[start QUOTED TEXT]

Dr. Laina Farhat-Holzman  

March 2020

Too Much Democracy

Our country was designed as a republic, meaning representative government, not a democracy. The few democracies in world history never survived for long. Athens, which invented the system of public voting of all eligible citizens, was soon weakened by some very foolish ventures that seemed popular at the time. Renaissance Venice suffered the same fate, as did Renaissance Poland. Too many cooks, it seems, spoil the broth.

Our founders created a limited Republic, requiring the voters to be responsible citizens (owners of land and business), and they limited participants and Representatives to being male and white. There was an inherent understanding that such representatives and leaders would be men of good character. Knowing how high this bar was, the impeachment plank was inserted in the Constitution to protect the Republic from the occasional leader of bad character.

Fifty years later, the system changed. The voters were no longer responsible citizens; they were only required to be male and white, and they could vote, drunk or sober. They ushered in thirty years of corrupt governance, thanks to President Andrew Jackson, whose own bad character intimidated the representatives from using the impeachment process. His high crimes and misdemeanors were to defy the Supreme Court order that he cease his genocide against the peaceful Cherokee people, who took their illegal expulsion from their farmlands to the court. Half of that tribe died during their expulsion.

President Lincoln brought the next enlargement of voters: the emancipation of Black slaves and the enfranchisement of all adult Black males. For this addition to work, which it initially did, the white voters in the Southern states, with the help of another President of bad character, Andrew Johnson, enacted laws to disenfranchise Black voters and representatives. Jim Crow laws were enacted that required a century of unremitting work to remove, a task undertaken by a president of good character, Lyndon Johnson. His action then provoked another resistance movement, the defection from Democrat to Republican in the south.

The Southern Republicans are once more attempting to impede the voting rights of Black, young, and older Democrats through gerrymandering districts, moving and closing voting venues, and when possible, impeding the census process. If they cannot win by numbers, they are attempting to reduce the opposition vote.

[end QUOTED TEXT]
[start RECORD SET]

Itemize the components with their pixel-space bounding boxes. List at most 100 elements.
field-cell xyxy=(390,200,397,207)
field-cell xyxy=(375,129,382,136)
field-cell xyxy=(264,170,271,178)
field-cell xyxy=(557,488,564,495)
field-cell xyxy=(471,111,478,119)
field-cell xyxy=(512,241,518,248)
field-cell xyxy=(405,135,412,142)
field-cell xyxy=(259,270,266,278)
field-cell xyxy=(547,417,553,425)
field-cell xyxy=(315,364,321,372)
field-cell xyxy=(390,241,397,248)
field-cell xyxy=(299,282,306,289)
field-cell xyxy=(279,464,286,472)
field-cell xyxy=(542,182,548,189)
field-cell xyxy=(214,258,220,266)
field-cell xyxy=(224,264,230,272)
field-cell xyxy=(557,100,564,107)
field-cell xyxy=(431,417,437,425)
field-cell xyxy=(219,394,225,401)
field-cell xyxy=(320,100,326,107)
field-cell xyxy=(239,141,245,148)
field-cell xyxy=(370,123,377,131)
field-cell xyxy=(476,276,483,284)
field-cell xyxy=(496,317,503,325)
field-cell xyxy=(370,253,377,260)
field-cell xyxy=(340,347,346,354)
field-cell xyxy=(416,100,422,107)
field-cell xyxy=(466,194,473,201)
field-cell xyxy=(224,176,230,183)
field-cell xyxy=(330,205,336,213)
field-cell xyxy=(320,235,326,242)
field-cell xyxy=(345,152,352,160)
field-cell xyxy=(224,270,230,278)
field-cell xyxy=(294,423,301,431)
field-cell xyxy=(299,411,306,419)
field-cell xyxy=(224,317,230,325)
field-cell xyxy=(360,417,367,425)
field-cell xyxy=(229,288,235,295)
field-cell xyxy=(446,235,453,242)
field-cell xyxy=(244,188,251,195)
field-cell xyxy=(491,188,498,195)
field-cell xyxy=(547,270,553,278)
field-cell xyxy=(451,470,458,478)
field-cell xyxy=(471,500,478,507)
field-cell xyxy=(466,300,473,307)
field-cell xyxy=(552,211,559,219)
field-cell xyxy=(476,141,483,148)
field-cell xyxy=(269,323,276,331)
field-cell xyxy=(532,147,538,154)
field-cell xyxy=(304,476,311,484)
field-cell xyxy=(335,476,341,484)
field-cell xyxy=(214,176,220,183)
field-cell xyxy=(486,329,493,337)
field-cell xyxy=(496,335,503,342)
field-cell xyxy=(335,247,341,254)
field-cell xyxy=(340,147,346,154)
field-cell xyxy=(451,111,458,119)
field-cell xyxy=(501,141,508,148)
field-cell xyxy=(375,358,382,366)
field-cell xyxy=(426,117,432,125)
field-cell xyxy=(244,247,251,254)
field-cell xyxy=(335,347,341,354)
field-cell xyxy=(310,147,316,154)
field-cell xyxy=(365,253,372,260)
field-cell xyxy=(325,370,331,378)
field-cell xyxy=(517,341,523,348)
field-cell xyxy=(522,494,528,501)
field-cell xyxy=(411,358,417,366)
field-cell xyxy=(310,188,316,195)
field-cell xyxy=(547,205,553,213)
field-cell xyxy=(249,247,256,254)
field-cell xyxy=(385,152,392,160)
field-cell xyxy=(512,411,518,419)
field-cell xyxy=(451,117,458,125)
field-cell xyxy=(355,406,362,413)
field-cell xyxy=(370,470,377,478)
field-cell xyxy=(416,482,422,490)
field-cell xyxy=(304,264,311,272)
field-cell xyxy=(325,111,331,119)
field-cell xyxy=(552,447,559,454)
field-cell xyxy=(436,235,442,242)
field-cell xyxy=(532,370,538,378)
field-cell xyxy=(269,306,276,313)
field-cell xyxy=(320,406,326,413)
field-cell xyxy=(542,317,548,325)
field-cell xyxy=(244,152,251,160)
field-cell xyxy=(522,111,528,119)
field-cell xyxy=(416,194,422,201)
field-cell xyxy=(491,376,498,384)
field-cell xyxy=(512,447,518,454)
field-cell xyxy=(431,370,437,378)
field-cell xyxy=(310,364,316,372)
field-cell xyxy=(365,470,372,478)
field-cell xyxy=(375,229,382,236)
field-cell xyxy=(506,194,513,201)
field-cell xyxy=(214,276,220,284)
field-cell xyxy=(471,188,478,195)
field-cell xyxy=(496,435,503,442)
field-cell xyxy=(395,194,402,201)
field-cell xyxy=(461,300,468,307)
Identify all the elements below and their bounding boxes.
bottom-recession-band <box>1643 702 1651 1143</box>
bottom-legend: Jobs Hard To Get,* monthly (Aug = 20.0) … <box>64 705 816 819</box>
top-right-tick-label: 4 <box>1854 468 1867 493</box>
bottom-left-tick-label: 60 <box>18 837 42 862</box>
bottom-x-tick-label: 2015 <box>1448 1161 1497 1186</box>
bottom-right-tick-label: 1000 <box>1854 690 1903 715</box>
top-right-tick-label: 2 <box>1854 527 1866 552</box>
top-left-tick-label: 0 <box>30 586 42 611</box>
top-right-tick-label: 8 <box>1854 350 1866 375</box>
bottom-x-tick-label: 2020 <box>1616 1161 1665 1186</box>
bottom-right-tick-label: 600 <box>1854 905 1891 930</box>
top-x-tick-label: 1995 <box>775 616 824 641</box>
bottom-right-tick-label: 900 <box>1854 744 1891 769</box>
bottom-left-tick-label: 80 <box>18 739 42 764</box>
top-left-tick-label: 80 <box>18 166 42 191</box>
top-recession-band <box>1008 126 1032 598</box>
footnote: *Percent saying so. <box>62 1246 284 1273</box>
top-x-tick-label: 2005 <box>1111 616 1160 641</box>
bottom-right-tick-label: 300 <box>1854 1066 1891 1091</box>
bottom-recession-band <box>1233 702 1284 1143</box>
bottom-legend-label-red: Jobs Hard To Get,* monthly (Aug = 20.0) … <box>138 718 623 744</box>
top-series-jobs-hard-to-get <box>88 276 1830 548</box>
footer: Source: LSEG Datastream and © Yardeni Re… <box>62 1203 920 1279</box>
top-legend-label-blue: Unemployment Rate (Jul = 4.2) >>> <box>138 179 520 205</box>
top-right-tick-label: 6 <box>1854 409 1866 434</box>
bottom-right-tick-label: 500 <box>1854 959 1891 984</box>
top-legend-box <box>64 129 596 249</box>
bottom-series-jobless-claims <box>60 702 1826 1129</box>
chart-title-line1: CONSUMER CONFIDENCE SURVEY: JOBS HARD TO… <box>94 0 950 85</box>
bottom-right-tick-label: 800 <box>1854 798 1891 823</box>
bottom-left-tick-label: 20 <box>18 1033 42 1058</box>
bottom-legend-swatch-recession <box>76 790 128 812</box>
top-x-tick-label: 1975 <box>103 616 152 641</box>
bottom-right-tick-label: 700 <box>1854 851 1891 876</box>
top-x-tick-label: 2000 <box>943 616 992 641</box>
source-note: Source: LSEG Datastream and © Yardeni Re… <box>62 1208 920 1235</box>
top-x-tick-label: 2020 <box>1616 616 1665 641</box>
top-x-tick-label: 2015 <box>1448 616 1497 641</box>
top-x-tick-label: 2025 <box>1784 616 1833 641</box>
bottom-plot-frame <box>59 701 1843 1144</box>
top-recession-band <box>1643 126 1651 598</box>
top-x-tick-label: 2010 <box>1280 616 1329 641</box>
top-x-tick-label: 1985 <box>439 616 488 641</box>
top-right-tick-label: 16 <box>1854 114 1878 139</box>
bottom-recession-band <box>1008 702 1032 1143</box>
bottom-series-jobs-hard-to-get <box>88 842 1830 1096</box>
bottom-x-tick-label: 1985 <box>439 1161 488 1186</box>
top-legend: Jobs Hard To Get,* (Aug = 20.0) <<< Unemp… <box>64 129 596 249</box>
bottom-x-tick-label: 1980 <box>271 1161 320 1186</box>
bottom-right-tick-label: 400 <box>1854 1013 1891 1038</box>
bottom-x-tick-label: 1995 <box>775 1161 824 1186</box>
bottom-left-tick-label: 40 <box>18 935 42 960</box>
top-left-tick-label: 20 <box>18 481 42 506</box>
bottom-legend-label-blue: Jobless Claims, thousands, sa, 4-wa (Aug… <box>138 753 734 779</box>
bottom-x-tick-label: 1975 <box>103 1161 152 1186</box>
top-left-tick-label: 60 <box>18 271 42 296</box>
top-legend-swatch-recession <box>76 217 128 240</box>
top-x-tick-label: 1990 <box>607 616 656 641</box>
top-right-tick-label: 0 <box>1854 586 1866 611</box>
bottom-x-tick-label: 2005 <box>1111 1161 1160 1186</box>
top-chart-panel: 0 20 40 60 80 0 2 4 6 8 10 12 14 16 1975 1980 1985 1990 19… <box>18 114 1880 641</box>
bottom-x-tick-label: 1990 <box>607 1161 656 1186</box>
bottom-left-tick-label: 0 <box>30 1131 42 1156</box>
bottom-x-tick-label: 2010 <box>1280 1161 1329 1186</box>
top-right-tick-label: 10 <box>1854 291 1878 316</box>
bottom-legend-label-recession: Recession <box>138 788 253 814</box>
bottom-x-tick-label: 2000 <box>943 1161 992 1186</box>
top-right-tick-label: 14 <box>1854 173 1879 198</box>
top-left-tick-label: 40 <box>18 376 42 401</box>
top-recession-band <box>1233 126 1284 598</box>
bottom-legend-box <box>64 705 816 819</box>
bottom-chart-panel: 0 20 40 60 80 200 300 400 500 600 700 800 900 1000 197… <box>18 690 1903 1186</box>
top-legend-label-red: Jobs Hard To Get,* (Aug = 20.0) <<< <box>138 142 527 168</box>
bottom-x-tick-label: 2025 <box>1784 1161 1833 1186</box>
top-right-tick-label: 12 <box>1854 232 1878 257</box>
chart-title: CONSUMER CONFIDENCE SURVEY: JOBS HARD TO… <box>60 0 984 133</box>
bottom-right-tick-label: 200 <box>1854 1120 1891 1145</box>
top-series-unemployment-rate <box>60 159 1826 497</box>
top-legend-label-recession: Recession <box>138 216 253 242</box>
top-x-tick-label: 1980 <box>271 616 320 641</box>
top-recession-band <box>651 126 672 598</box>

[end RECORD SET]

OBJECTIVES:
[1] Edit the democracy essay, starting at the words "Fifty years later, the" and ending with "during their expulsion.", and write out that stretch with "Cherokee" changed to "Choctaw".
[2] Proceed with the democracy essay, picking up after its final sentence.

ANSWERS:
[1]
Fifty years later, the system changed. The voters were no longer responsible citizens; they were only required to be male and white, and they could vote, drunk or sober. They ushered in thirty years of corrupt governance, thanks to President Andrew Jackson, whose own bad character intimidated the representatives from using the impeachment process. His high crimes and misdemeanors were to defy the Supreme Court order that he cease his genocide against the peaceful Choctaw people, who took their illegal expulsion from their farmlands to the court. Half of that tribe died during their expulsion.

[2]
Despite these setbacks, we are inevitably enlarging the mandate to vote. In the 1920s, women finally joined the voting rolls, and later in the century, citizens under 21 (18-year-olds) were added.

Another change to the voting system has now threatened to damage the Republic beyond repair. The party system began with the elections of John Adams and Thomas Jefferson. Citizens willing and able to serve as party officials formerly did the vetting of candidates for all offices, from cities and states to country. These "party professionals" knew all candidates and had the opportunity to assess their abilities and characters. The more democratic system of primary elections has once again removed the possibility of identifying bad character of candidates.

Rather than having vetted representatives hold hearings and make informed decisions, we now hold referendums and the initiative system, in which completely uninformed voters are influenced by paid publicity and, at times, conspiracy theories. Most issues that we are now expected to vote on are beyond our knowledge. Even some judges run for office rather than have vetting by the professional Bar associations.

So far, our republic has limped along, thanks to investigative journalists who were identified at our nation?s beginning as the most important check on abuse of power. Voters today are willing to accept leaders of demonstrably bad character, ignoring the norms of behavior that otherwise protected us. Even impeachment did not help remove a lawless president.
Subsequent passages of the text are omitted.